:: Article ::
^^^^

Always buy, never rent.  This way, if anything goes wrong, you'll have collateral and equity.

I would think if you're going to buy a cold drink cooler, you might want to get a contract on that stuff.  I think they're pretty cheap,  unless you can find one at a sale, say where someone might be going out of business.  But yes, if you plan to stock it with say Isopure or Monster or Red Bull or anything like that, you'll need to get that product company to come in and give you some quotes.

Good luck to you!


----------



## projectaero (Apr 30, 2007)

thanks for the advice i am still brain storming but i will work out the figures etc.
basically its a Personal training gym where ppl can come for yoga, bodybuilding, cardio, or if they want go outside and work out.
equipment i only need one of each as majority of it is one on one but for groups or 2-3 who come along together i can help out one and look at the other too as its not going to be that big of a place.

^^^^

:: Data supplied ::
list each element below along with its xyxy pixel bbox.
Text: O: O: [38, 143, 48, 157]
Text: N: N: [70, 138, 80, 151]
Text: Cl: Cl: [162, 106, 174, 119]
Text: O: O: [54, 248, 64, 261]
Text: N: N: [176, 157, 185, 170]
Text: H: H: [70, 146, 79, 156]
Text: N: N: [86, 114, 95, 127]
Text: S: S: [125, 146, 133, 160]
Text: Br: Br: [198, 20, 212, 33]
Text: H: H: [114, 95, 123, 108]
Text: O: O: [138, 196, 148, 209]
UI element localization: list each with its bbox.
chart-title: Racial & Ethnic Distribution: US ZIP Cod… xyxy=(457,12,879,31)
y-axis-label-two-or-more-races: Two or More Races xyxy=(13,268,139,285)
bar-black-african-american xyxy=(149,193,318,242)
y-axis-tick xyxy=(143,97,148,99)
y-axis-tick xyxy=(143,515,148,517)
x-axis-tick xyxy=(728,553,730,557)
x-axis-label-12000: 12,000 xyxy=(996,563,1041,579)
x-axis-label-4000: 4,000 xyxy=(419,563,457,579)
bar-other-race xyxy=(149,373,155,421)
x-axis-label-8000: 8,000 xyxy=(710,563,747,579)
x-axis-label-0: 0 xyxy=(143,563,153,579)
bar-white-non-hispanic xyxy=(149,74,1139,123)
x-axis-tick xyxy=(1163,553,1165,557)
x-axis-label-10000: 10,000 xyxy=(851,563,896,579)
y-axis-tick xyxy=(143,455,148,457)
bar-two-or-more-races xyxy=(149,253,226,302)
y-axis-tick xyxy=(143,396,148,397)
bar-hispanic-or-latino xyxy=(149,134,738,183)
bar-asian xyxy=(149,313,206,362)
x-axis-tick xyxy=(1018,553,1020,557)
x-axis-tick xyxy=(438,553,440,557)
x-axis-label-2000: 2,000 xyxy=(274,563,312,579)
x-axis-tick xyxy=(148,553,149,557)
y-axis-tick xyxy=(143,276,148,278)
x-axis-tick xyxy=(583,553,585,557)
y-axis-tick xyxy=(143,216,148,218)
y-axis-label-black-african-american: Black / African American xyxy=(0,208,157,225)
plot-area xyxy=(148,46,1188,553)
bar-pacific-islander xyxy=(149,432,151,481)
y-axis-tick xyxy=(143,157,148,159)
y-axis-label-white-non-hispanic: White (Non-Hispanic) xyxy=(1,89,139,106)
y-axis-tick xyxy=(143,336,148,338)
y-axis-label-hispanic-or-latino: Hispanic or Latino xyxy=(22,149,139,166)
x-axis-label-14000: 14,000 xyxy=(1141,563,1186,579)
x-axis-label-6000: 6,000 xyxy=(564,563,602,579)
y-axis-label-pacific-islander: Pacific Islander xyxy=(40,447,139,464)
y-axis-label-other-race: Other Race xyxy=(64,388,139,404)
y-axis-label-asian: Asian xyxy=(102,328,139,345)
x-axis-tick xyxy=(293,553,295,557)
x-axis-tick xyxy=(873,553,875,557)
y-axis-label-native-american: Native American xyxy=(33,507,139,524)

^^^^

:: What you will do ::
Print the passage of the gym forum thread between "I would think" and "you some quotes.", inclusive, copying it word for word.

:: Final result ::
I would think if you're going to buy a cold drink cooler, you might want to get a contract on that stuff.  I think they're pretty cheap,  unless you can find one at a sale, say where someone might be going out of business.  But yes, if you plan to stock it with say Isopure or Monster or Red Bull or anything like that, you'll need to get that product company to come in and give you some quotes.